Problem requirements: Say how many lines of the listing below contain "times", giving the number and nothing else.

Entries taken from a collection
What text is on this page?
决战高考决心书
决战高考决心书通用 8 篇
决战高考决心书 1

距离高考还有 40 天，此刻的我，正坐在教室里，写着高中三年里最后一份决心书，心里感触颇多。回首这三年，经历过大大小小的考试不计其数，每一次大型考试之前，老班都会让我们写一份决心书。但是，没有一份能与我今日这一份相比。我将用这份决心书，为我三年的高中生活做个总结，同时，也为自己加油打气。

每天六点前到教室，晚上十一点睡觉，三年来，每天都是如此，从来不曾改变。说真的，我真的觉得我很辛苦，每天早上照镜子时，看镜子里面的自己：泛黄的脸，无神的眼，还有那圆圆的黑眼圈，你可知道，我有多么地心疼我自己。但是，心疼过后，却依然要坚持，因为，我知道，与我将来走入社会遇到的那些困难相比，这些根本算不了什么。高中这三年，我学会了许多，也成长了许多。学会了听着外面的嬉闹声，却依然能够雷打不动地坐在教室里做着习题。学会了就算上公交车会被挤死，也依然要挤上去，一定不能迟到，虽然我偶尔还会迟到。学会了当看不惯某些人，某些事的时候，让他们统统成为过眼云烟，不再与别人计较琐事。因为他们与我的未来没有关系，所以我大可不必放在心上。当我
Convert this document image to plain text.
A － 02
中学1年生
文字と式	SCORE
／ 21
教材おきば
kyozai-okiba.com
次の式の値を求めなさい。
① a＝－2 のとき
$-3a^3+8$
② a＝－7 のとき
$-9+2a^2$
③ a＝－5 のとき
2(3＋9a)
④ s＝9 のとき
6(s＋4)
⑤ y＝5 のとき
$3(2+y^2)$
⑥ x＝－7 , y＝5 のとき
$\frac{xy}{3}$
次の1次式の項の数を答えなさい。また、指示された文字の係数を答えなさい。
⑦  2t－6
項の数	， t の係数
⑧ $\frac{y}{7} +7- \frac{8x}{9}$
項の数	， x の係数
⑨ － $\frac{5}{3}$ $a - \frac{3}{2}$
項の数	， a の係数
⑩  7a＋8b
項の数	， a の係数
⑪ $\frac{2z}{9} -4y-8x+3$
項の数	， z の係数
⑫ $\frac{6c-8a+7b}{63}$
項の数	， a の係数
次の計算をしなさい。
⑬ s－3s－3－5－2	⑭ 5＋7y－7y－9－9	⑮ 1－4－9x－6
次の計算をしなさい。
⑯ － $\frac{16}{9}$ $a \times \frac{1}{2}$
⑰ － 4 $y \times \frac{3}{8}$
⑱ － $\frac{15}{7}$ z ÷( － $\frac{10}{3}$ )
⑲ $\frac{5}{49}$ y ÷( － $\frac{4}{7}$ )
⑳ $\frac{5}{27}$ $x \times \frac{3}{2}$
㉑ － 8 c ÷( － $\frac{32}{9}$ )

Final result: 3